* What you have to do
Copy every line of the following data that includes the string "всего".

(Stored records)
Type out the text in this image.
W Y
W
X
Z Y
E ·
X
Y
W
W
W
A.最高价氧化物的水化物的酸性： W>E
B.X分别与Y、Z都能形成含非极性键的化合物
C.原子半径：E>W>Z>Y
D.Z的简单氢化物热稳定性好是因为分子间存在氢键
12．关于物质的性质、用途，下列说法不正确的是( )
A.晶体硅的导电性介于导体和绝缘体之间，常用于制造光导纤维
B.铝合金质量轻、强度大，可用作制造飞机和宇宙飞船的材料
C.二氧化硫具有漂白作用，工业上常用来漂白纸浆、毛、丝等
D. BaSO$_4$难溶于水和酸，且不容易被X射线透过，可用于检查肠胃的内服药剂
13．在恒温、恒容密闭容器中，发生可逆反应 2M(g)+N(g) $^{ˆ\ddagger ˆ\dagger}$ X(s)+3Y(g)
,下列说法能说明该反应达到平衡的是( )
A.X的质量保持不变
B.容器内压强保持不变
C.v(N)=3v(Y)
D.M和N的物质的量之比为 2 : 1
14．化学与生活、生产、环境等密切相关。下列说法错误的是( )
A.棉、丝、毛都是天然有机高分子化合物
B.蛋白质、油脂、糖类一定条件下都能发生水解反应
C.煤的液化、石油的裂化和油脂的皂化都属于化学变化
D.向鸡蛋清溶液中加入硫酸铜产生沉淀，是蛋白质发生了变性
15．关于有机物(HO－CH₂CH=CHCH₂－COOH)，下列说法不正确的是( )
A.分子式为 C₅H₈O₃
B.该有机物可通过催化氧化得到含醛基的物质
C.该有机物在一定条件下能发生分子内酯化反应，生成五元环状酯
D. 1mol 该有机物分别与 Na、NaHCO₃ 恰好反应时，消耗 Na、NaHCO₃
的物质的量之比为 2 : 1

* * *

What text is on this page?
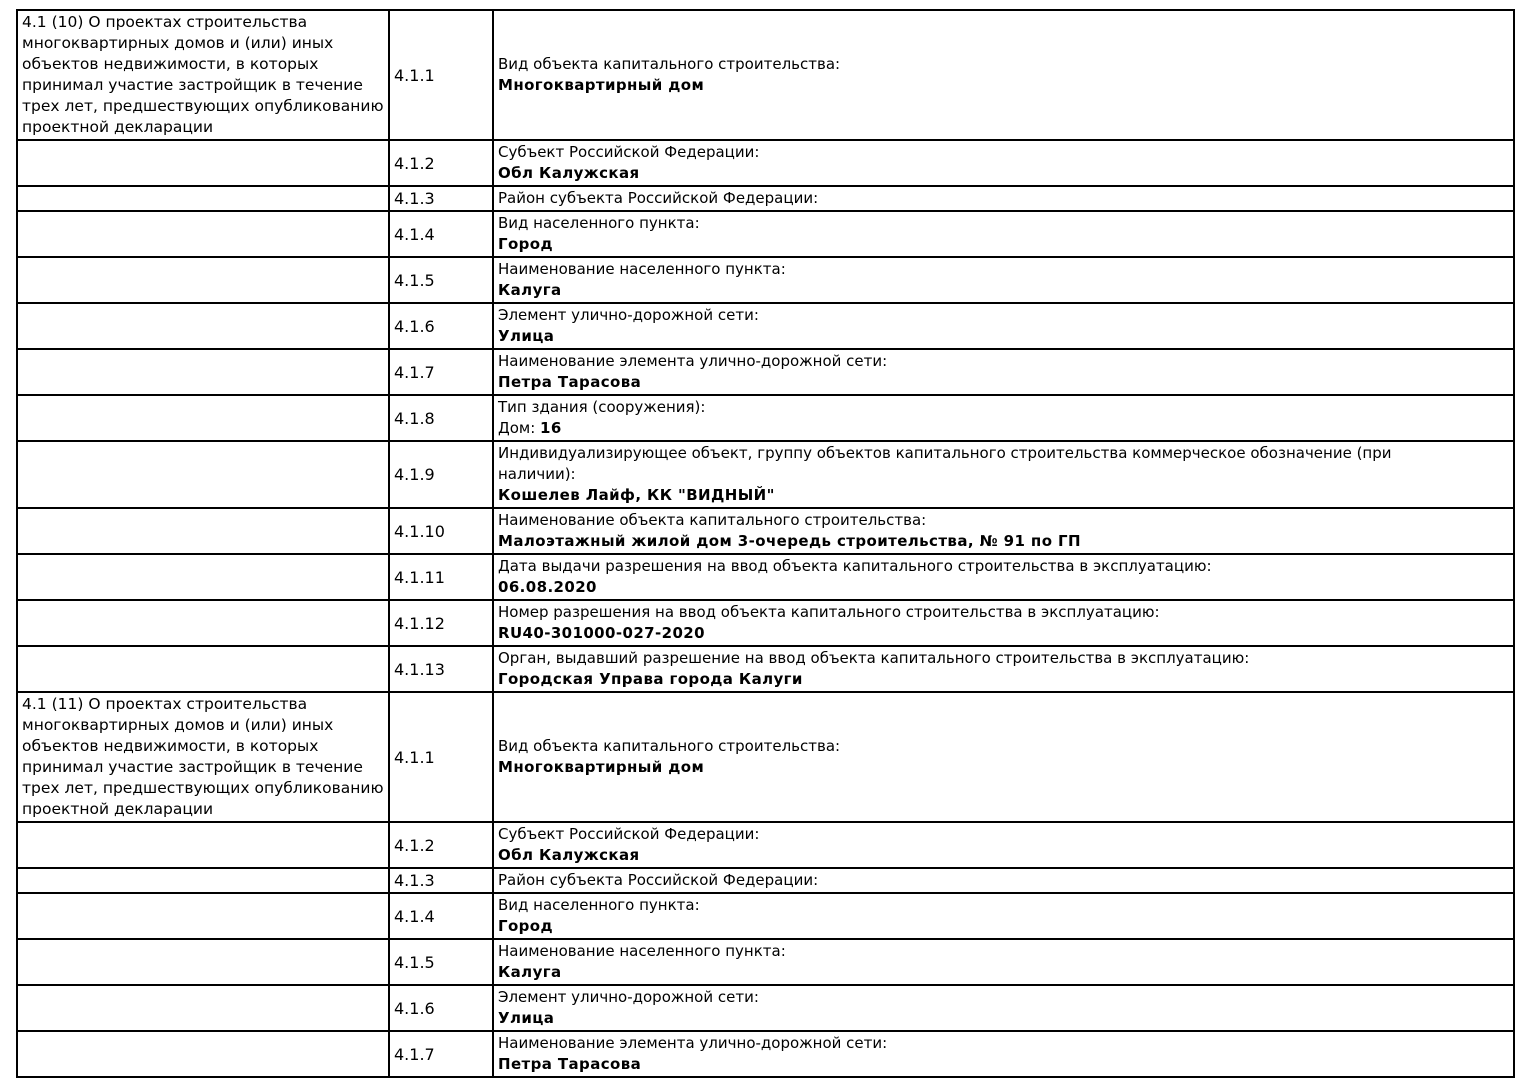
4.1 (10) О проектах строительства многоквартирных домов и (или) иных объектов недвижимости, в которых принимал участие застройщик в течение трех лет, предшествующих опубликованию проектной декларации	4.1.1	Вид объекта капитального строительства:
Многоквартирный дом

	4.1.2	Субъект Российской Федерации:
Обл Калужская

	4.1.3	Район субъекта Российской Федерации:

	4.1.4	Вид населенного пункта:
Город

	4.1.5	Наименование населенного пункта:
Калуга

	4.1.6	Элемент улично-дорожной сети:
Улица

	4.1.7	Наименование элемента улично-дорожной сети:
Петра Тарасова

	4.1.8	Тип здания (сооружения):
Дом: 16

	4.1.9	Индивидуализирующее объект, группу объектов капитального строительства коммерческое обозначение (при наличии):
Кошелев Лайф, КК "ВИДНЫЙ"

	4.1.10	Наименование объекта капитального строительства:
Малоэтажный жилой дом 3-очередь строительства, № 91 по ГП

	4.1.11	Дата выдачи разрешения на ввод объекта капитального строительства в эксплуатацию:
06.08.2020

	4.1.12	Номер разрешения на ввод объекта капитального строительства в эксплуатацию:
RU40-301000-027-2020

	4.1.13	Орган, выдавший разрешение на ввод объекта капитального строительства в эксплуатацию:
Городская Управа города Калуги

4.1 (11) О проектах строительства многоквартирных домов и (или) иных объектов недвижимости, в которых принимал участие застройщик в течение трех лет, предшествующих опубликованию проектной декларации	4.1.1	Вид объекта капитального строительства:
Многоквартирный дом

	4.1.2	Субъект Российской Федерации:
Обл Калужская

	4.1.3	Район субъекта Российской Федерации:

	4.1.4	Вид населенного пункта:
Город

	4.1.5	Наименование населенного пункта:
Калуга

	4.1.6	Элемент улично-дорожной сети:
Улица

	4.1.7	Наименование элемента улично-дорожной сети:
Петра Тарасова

--

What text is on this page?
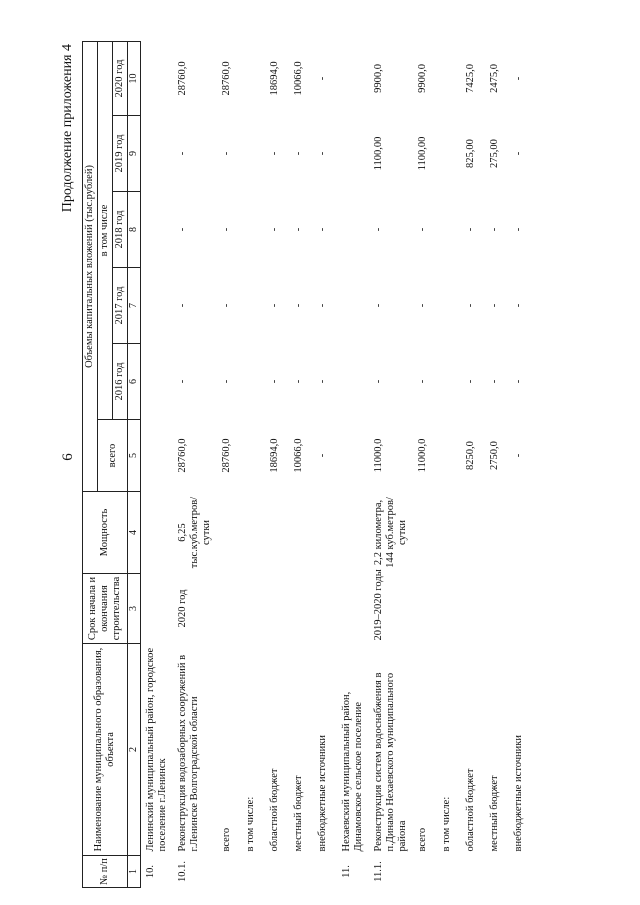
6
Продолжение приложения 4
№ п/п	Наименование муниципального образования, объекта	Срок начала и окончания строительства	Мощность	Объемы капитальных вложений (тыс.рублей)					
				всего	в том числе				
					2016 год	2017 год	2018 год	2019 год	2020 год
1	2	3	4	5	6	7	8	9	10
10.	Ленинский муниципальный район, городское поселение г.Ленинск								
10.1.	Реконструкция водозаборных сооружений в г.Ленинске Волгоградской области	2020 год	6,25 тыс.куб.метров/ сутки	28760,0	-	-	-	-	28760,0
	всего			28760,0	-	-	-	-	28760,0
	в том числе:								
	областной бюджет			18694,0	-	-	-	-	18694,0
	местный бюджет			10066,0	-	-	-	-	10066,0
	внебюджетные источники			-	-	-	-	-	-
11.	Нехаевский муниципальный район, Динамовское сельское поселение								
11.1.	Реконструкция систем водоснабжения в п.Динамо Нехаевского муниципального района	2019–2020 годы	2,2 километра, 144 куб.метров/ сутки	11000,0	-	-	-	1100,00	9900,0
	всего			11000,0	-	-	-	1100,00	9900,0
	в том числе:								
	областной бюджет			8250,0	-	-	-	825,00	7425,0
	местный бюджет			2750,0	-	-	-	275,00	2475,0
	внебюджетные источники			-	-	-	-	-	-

* Reply
				всего	в том числе				
	всего			28760,0	-	-	-	-	28760,0
	всего			11000,0	-	-	-	1100,00	9900,0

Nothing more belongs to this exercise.